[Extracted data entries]
◇ ◇ ◇ ◇ ◇ ◇ ◇

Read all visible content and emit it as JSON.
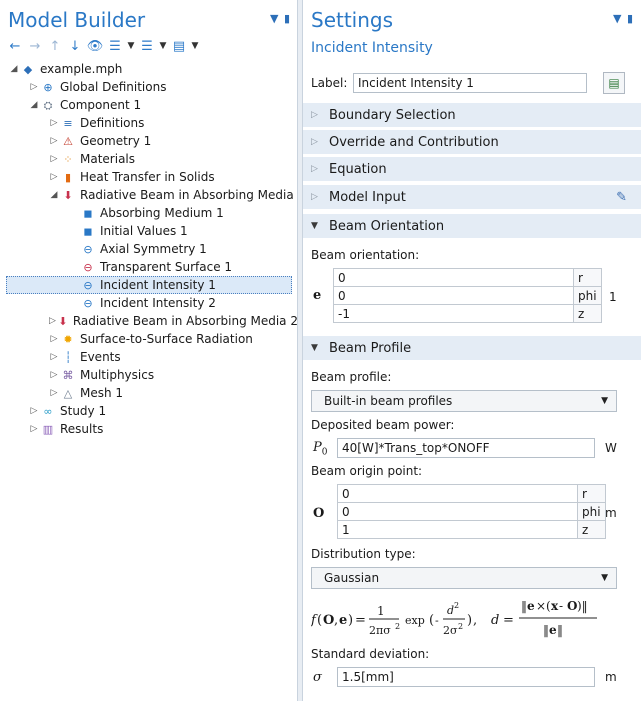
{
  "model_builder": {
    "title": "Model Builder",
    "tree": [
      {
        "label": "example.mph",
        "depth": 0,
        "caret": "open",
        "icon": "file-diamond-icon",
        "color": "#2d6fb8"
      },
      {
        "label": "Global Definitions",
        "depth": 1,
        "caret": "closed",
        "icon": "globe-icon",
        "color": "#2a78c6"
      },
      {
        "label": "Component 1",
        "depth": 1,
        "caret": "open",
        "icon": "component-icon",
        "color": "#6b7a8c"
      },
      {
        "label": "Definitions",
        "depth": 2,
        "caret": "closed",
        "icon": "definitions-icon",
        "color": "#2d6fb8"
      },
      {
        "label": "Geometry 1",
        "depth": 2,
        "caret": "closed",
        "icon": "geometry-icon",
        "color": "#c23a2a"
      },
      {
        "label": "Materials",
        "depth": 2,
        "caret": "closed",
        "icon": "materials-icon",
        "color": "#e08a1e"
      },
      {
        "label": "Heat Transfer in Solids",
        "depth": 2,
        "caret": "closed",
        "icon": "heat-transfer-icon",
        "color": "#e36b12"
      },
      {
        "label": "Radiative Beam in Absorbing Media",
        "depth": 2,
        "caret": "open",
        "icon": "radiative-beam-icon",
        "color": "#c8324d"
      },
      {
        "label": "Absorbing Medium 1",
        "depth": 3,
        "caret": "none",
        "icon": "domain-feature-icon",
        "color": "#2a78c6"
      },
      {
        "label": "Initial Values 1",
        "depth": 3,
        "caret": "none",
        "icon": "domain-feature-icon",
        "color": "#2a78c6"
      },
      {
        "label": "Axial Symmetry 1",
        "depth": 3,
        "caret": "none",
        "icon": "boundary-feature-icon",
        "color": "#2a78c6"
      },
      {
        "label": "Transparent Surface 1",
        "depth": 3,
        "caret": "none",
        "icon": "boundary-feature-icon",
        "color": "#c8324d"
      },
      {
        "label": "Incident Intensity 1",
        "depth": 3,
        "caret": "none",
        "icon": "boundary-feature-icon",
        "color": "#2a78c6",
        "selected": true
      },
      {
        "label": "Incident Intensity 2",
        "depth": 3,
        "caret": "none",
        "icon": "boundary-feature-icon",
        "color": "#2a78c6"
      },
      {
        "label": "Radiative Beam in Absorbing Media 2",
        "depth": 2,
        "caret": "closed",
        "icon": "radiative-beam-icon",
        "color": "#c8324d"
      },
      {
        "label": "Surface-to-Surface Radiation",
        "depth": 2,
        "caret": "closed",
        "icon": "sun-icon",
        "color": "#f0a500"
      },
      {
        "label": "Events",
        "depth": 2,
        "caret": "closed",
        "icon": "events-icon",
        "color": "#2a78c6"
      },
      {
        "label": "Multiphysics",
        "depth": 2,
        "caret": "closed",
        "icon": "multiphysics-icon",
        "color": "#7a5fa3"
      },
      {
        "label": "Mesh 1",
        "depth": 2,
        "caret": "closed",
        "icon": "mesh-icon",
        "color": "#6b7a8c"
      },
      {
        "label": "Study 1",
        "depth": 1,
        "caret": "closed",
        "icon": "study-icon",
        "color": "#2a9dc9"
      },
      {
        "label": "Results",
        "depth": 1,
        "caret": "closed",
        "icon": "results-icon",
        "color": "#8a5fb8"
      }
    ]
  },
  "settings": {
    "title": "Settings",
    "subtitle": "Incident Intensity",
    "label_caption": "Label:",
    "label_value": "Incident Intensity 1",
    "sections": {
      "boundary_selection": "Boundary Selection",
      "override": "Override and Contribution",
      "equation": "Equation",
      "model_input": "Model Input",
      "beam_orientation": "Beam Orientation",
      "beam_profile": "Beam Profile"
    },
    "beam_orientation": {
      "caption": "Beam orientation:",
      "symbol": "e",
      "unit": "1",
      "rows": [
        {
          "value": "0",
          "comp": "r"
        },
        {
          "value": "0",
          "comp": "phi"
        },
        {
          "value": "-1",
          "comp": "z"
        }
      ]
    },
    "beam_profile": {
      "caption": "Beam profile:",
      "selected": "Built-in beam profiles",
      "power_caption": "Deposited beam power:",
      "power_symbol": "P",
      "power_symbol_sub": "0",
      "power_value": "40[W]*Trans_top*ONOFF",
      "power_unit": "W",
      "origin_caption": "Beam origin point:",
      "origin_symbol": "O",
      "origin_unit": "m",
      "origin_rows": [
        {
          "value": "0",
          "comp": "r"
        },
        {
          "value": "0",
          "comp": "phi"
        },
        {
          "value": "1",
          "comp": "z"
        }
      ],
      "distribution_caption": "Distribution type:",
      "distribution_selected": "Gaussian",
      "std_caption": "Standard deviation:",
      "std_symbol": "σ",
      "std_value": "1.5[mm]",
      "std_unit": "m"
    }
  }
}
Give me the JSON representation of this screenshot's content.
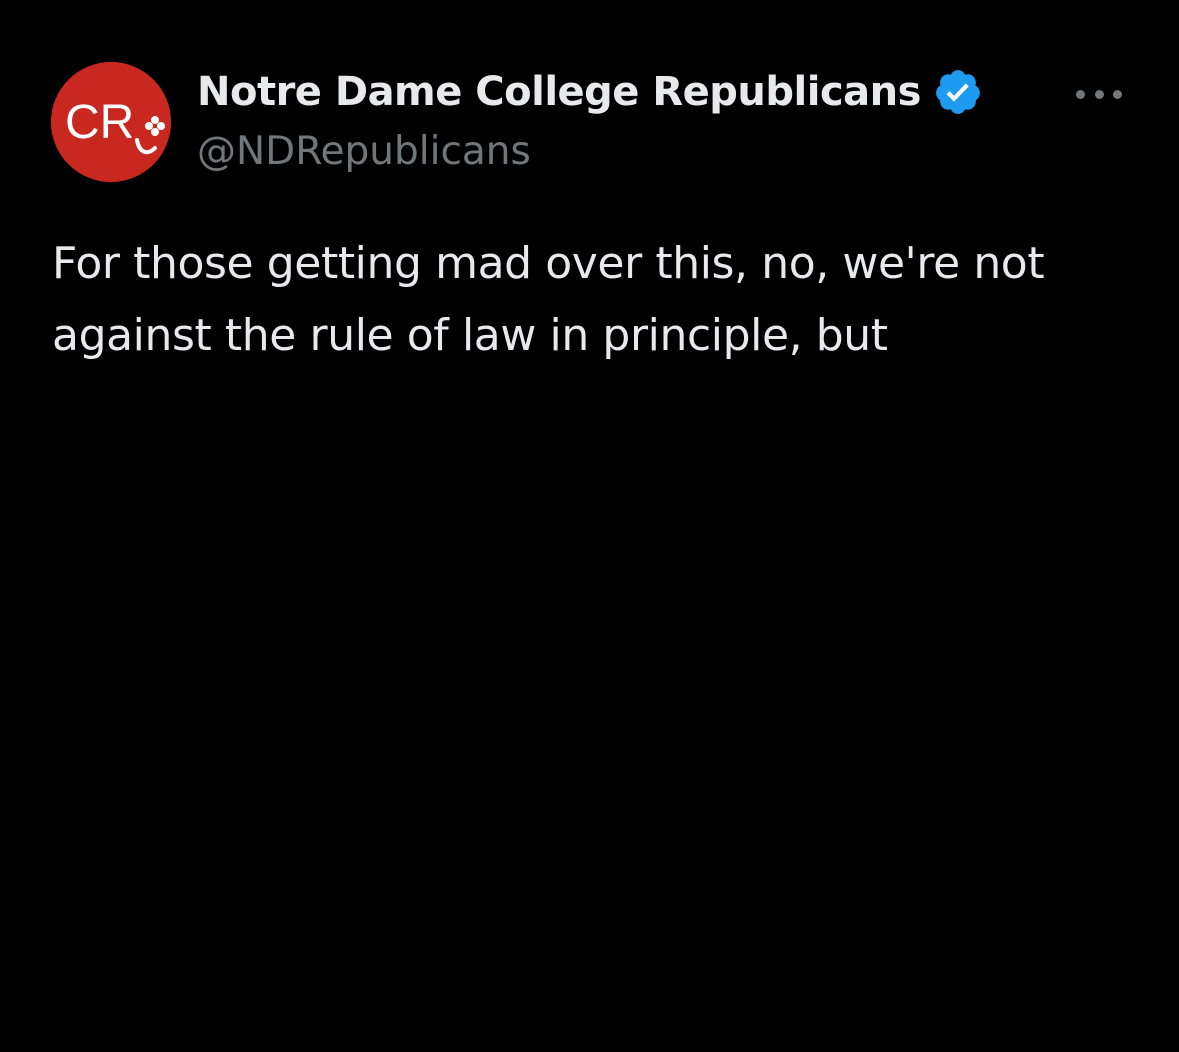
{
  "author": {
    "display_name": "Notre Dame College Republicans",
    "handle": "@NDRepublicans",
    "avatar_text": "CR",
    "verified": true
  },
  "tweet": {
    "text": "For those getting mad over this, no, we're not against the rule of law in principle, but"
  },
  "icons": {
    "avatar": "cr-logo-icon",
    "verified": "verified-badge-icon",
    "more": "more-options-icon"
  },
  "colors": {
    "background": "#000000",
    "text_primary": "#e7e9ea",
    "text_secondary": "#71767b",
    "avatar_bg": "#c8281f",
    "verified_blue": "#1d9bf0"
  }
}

◇ ◇ ◇ ◇ ◇ ◇ ◇

• _Objective_:
Output the full set of records above without changing a word, and drop the images.

• _Reply_:
Read all visible content and emit it as JSON.
{
  "model_builder": {
    "title": "Model Builder",
    "tree": [
      {
        "label": "example.mph",
        "depth": 0,
        "caret": "open",
        "icon": "file-diamond-icon",
        "color": "#2d6fb8"
      },
      {
        "label": "Global Definitions",
        "depth": 1,
        "caret": "closed",
        "icon": "globe-icon",
        "color": "#2a78c6"
      },
      {
        "label": "Component 1",
        "depth": 1,
        "caret": "open",
        "icon": "component-icon",
        "color": "#6b7a8c"
      },
      {
        "label": "Definitions",
        "depth": 2,
        "caret": "closed",
        "icon": "definitions-icon",
        "color": "#2d6fb8"
      },
      {
        "label": "Geometry 1",
        "depth": 2,
        "caret": "closed",
        "icon": "geometry-icon",
        "color": "#c23a2a"
      },
      {
        "label": "Materials",
        "depth": 2,
        "caret": "closed",
        "icon": "materials-icon",
        "color": "#e08a1e"
      },
      {
        "label": "Heat Transfer in Solids",
        "depth": 2,
        "caret": "closed",
        "icon": "heat-transfer-icon",
        "color": "#e36b12"
      },
      {
        "label": "Radiative Beam in Absorbing Media",
        "depth": 2,
        "caret": "open",
        "icon": "radiative-beam-icon",
        "color": "#c8324d"
      },
      {
        "label": "Absorbing Medium 1",
        "depth": 3,
        "caret": "none",
        "icon": "domain-feature-icon",
        "color": "#2a78c6"
      },
      {
        "label": "Initial Values 1",
        "depth": 3,
        "caret": "none",
        "icon": "domain-feature-icon",
        "color": "#2a78c6"
      },
      {
        "label": "Axial Symmetry 1",
        "depth": 3,
        "caret": "none",
        "icon": "boundary-feature-icon",
        "color": "#2a78c6"
      },
      {
        "label": "Transparent Surface 1",
        "depth": 3,
        "caret": "none",
        "icon": "boundary-feature-icon",
        "color": "#c8324d"
      },
      {
        "label": "Incident Intensity 1",
        "depth": 3,
        "caret": "none",
        "icon": "boundary-feature-icon",
        "color": "#2a78c6",
        "selected": true
      },
      {
        "label": "Incident Intensity 2",
        "depth": 3,
        "caret": "none",
        "icon": "boundary-feature-icon",
        "color": "#2a78c6"
      },
      {
        "label": "Radiative Beam in Absorbing Media 2",
        "depth": 2,
        "caret": "closed",
        "icon": "radiative-beam-icon",
        "color": "#c8324d"
      },
      {
        "label": "Surface-to-Surface Radiation",
        "depth": 2,
        "caret": "closed",
        "icon": "sun-icon",
        "color": "#f0a500"
      },
      {
        "label": "Events",
        "depth": 2,
        "caret": "closed",
        "icon": "events-icon",
        "color": "#2a78c6"
      },
      {
        "label": "Multiphysics",
        "depth": 2,
        "caret": "closed",
        "icon": "multiphysics-icon",
        "color": "#7a5fa3"
      },
      {
        "label": "Mesh 1",
        "depth": 2,
        "caret": "closed",
        "icon": "mesh-icon",
        "color": "#6b7a8c"
      },
      {
        "label": "Study 1",
        "depth": 1,
        "caret": "closed",
        "icon": "study-icon",
        "color": "#2a9dc9"
      },
      {
        "label": "Results",
        "depth": 1,
        "caret": "closed",
        "icon": "results-icon",
        "color": "#8a5fb8"
      }
    ]
  },
  "settings": {
    "title": "Settings",
    "subtitle": "Incident Intensity",
    "label_caption": "Label:",
    "label_value": "Incident Intensity 1",
    "sections": {
      "boundary_selection": "Boundary Selection",
      "override": "Override and Contribution",
      "equation": "Equation",
      "model_input": "Model Input",
      "beam_orientation": "Beam Orientation",
      "beam_profile": "Beam Profile"
    },
    "beam_orientation": {
      "caption": "Beam orientation:",
      "symbol": "e",
      "unit": "1",
      "rows": [
        {
          "value": "0",
          "comp": "r"
        },
        {
          "value": "0",
          "comp": "phi"
        },
        {
          "value": "-1",
          "comp": "z"
        }
      ]
    },
    "beam_profile": {
      "caption": "Beam profile:",
      "selected": "Built-in beam profiles",
      "power_caption": "Deposited beam power:",
      "power_symbol": "P",
      "power_symbol_sub": "0",
      "power_value": "40[W]*Trans_top*ONOFF",
      "power_unit": "W",
      "origin_caption": "Beam origin point:",
      "origin_symbol": "O",
      "origin_unit": "m",
      "origin_rows": [
        {
          "value": "0",
          "comp": "r"
        },
        {
          "value": "0",
          "comp": "phi"
        },
        {
          "value": "1",
          "comp": "z"
        }
      ],
      "distribution_caption": "Distribution type:",
      "distribution_selected": "Gaussian",
      "std_caption": "Standard deviation:",
      "std_symbol": "σ",
      "std_value": "1.5[mm]",
      "std_unit": "m"
    }
  }
}
Give me the JSON representation of this screenshot's content.
{
  "author": {
    "display_name": "Notre Dame College Republicans",
    "handle": "@NDRepublicans",
    "avatar_text": "CR",
    "verified": true
  },
  "tweet": {
    "text": "For those getting mad over this, no, we're not against the rule of law in principle, but"
  },
  "icons": {
    "avatar": "cr-logo-icon",
    "verified": "verified-badge-icon",
    "more": "more-options-icon"
  },
  "colors": {
    "background": "#000000",
    "text_primary": "#e7e9ea",
    "text_secondary": "#71767b",
    "avatar_bg": "#c8281f",
    "verified_blue": "#1d9bf0"
  }
}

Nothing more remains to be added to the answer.